## BEGIN Supplied entries

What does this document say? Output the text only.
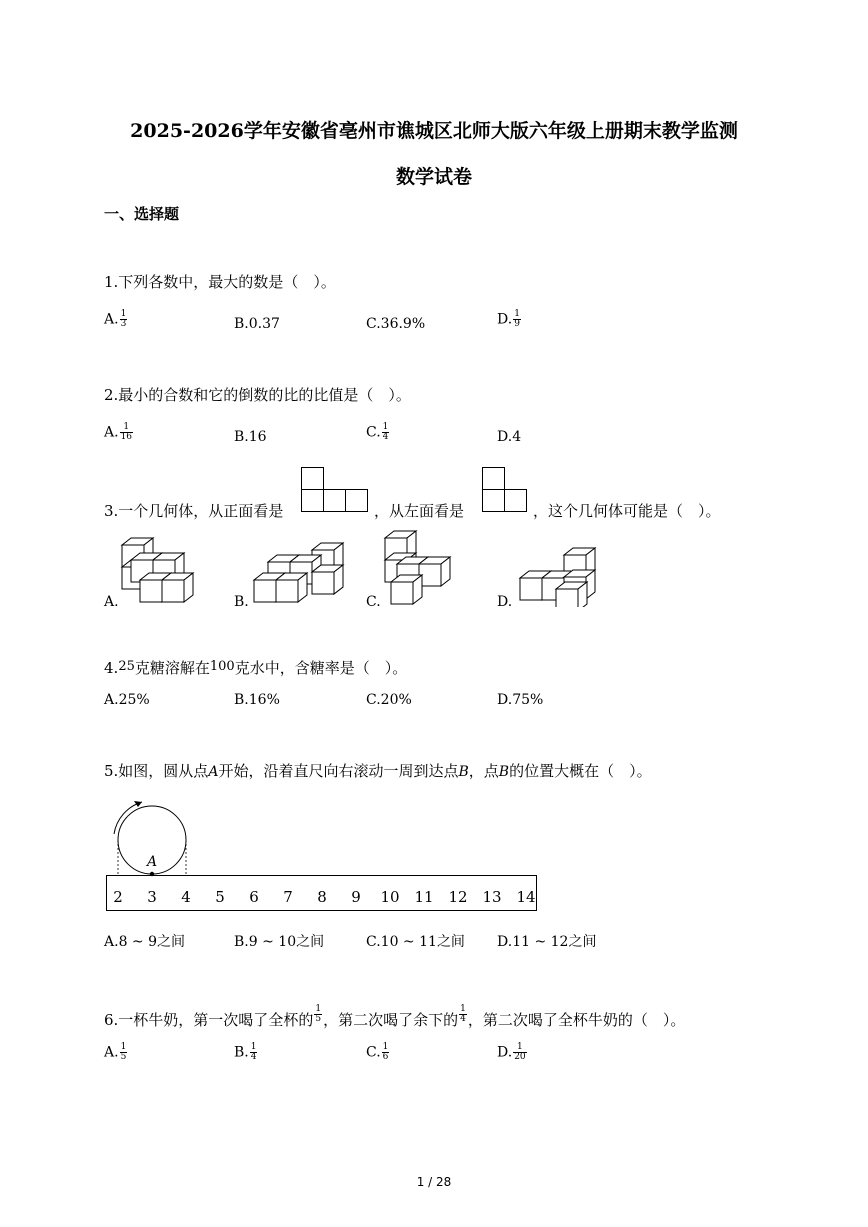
2025-2026学年安徽省亳州市谯城区北师大版六年级上册期末教学监测
数学试卷
一、选择题
1.下列各数中，最大的数是（　）。
A. $\frac{1}{3}$	B.0.37	C.36.9%	D. $\frac{1}{9}$
2.最小的合数和它的倒数的比的比值是（　）。
A. $\frac{1}{16}$	B.16	C. $\frac{1}{4}$	D.4
3.一个几何体，从正面看是	，从左面看是	，这个几何体可能是（　）。
A.	B.	C.	D.
4.25克糖溶解在100克水中，含糖率是（　）。
A.25%	B.16%	C.20%	D.75%
5.如图，圆从点A开始，沿着直尺向右滚动一周到达点B，点B的位置大概在（　）。
A
2 3 4 5 6 7 8 9 10 11 12 13 14
A.8 ~ 9之间	B.9 ~ 10之间	C.10 ~ 11之间 D.11 ~ 12之间
6.一杯牛奶，第一次喝了全杯的 $\frac{1}{5}$ ，第二次喝了余下的 $\frac{1}{4}$ ，第二次喝了全杯牛奶的（　）。
A. $\frac{1}{5}$	B. $\frac{1}{4}$	C. $\frac{1}{6}$	D. $\frac{1}{20}$
1 / 28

## END Supplied entries

Leave out all pictures, then copy the remaining material exactly.

What does this document say? Output the text only.
2025-2026学年安徽省亳州市谯城区北师大版六年级上册期末教学监测
数学试卷
一、选择题
1.下列各数中，最大的数是（　）。
A. $\frac{1}{3}$	B.0.37	C.36.9%	D. $\frac{1}{9}$
2.最小的合数和它的倒数的比的比值是（　）。
A. $\frac{1}{16}$	B.16	C. $\frac{1}{4}$	D.4
3.一个几何体，从正面看是	，从左面看是	，这个几何体可能是（　）。
A.	B.	C.	D.
4.25克糖溶解在100克水中，含糖率是（　）。
A.25%	B.16%	C.20%	D.75%
5.如图，圆从点A开始，沿着直尺向右滚动一周到达点B，点B的位置大概在（　）。
A
2 3 4 5 6 7 8 9 10 11 12 13 14
A.8 ~ 9之间	B.9 ~ 10之间	C.10 ~ 11之间 D.11 ~ 12之间
6.一杯牛奶，第一次喝了全杯的 $\frac{1}{5}$ ，第二次喝了余下的 $\frac{1}{4}$ ，第二次喝了全杯牛奶的（　）。
A. $\frac{1}{5}$	B. $\frac{1}{4}$	C. $\frac{1}{6}$	D. $\frac{1}{20}$
1 / 28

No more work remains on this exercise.